* **GIVEN EXERCISE**
Each line of the data that includes the string "Policy" is to be copied out.

################

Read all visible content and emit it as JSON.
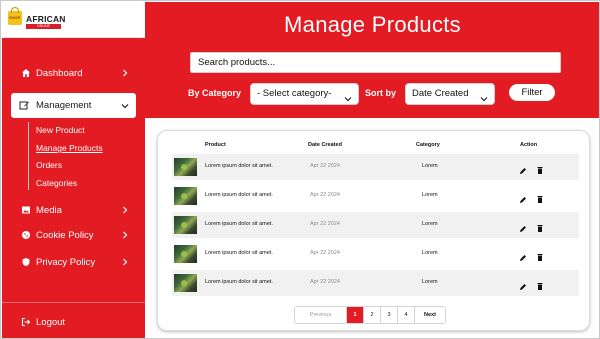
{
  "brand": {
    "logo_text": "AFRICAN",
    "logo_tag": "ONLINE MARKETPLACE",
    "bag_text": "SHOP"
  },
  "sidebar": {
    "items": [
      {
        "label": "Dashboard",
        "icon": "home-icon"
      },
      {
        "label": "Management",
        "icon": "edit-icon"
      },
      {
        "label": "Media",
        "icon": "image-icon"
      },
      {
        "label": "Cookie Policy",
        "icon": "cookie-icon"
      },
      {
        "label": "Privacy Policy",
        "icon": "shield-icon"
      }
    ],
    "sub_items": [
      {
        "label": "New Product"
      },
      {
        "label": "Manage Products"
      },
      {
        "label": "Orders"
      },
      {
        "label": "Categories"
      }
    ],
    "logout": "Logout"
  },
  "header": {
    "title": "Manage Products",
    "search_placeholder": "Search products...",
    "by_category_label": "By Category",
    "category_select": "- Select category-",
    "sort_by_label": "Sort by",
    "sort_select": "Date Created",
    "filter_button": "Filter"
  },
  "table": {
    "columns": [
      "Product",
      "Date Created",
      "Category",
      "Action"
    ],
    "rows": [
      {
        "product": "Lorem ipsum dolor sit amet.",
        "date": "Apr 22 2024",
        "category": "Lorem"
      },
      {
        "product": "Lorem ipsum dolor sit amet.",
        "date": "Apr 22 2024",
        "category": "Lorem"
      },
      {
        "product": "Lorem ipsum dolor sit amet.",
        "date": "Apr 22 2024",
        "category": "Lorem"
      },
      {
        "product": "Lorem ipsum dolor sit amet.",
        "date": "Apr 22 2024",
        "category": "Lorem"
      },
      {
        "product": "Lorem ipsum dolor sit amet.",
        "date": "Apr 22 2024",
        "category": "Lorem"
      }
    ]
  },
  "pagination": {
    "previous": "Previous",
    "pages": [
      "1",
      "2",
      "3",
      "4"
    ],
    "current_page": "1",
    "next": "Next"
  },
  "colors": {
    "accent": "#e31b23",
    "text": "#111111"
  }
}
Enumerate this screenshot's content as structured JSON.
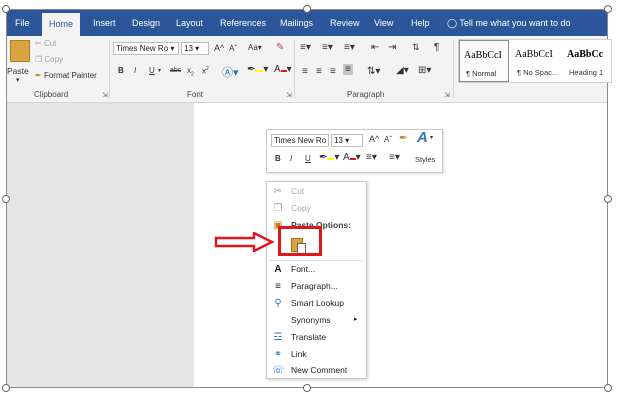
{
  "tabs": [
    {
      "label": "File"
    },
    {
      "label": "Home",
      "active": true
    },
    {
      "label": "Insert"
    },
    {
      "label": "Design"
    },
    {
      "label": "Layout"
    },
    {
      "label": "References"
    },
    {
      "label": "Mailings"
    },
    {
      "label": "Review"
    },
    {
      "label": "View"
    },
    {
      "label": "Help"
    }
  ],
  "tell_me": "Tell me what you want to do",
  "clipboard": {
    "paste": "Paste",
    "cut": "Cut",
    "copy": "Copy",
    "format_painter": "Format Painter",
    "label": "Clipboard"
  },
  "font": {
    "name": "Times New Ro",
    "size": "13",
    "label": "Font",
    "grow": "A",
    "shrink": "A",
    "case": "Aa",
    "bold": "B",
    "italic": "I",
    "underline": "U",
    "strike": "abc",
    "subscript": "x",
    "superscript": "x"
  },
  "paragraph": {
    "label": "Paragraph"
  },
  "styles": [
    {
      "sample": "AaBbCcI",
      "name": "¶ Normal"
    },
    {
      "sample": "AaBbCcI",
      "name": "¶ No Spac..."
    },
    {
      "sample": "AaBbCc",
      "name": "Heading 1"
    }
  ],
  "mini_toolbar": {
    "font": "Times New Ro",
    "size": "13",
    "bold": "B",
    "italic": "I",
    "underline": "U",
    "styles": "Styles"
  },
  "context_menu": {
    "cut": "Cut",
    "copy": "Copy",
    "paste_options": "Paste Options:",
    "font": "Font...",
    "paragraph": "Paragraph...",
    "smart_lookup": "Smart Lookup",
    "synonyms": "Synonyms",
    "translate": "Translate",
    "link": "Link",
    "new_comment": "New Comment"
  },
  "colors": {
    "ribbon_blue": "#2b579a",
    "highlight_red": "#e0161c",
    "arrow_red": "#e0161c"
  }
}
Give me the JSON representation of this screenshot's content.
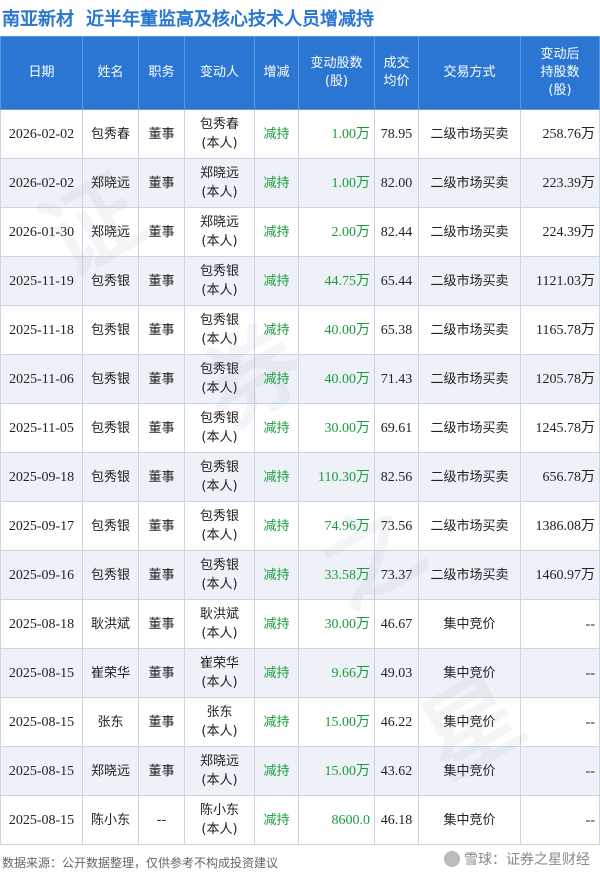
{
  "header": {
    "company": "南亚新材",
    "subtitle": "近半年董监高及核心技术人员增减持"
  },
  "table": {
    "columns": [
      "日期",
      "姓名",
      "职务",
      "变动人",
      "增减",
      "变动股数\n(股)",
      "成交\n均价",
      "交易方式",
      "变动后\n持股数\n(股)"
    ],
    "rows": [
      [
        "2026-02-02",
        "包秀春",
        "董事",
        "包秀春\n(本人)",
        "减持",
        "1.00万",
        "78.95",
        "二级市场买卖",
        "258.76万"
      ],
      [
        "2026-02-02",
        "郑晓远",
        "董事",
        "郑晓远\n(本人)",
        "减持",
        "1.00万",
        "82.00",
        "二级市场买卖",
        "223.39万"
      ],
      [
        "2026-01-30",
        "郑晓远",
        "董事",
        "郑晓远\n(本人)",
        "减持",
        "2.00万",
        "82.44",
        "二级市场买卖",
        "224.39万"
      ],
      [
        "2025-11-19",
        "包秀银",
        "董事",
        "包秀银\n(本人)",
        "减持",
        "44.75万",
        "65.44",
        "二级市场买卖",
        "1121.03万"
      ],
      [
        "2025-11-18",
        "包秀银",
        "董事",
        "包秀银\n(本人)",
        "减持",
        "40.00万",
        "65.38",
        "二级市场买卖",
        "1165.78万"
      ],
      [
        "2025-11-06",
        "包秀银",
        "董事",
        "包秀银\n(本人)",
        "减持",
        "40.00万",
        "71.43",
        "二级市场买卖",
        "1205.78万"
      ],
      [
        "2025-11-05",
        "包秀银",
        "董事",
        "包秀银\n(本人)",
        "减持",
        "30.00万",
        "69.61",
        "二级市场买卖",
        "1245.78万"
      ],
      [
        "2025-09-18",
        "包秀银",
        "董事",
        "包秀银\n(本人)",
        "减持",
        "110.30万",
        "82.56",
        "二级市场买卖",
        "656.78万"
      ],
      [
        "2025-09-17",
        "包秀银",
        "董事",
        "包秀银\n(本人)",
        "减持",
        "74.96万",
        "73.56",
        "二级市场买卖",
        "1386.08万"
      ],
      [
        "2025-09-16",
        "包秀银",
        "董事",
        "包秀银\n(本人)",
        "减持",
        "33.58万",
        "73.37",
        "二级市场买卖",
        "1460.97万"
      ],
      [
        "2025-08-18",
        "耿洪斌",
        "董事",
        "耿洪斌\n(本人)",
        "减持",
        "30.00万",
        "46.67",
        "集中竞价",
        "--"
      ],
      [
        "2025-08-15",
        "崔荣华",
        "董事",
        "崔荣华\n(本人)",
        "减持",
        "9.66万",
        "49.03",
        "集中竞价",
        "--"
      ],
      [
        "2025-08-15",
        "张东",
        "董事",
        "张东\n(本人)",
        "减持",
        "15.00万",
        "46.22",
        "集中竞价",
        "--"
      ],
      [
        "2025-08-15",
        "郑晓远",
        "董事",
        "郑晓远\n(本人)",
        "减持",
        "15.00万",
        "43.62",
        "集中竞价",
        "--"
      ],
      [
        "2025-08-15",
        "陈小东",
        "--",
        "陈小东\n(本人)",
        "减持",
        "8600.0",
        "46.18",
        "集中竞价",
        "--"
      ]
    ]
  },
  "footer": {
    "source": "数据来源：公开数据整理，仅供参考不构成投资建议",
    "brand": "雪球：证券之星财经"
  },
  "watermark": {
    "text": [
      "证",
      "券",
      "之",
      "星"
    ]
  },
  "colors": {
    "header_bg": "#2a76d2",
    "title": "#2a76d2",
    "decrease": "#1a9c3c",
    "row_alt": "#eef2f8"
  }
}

################

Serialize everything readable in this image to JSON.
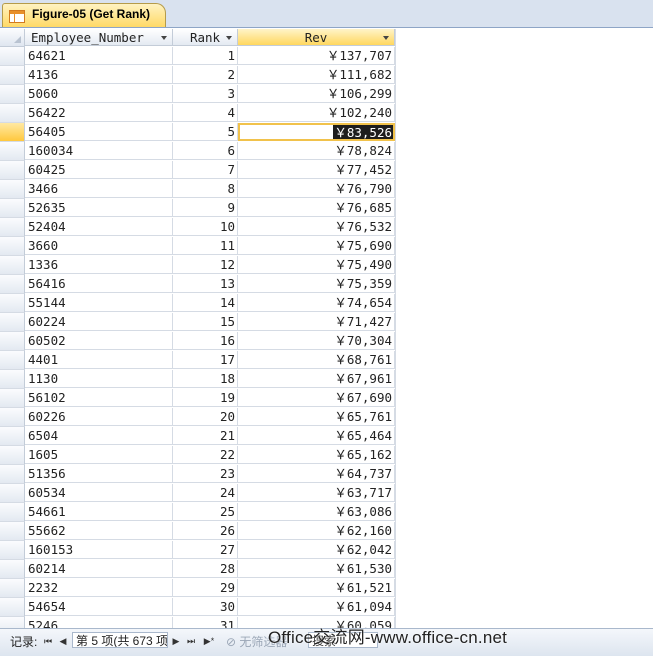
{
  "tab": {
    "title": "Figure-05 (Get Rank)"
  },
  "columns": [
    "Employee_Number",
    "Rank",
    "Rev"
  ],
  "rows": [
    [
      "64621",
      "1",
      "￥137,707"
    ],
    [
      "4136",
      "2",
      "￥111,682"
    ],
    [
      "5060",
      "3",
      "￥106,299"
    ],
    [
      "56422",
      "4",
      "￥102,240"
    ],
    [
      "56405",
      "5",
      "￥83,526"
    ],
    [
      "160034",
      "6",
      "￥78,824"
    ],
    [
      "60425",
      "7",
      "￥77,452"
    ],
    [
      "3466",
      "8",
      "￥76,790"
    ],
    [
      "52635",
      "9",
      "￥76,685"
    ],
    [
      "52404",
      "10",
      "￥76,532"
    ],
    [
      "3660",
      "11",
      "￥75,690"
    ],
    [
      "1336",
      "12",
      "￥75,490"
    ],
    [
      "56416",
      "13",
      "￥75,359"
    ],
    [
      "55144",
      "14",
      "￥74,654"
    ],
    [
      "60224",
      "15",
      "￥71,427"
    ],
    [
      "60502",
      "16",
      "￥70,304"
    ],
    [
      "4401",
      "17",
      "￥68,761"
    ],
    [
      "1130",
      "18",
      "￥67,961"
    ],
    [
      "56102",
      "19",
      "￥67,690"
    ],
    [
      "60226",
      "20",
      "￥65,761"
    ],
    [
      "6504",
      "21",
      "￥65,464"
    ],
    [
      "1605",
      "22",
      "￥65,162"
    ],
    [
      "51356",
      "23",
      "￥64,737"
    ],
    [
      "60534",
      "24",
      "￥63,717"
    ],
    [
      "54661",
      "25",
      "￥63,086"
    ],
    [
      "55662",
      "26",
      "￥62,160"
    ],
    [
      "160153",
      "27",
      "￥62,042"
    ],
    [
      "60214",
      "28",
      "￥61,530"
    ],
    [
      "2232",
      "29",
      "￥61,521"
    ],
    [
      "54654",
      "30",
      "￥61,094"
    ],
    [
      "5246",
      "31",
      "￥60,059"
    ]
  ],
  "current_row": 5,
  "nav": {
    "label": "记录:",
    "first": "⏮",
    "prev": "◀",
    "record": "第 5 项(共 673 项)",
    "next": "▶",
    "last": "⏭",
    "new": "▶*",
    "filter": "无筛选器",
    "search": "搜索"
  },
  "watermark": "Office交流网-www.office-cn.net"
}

################

* **RESULT FOR THIS EXERCISE**
        "label": "Cookie Policy",
        "label": "Privacy Policy",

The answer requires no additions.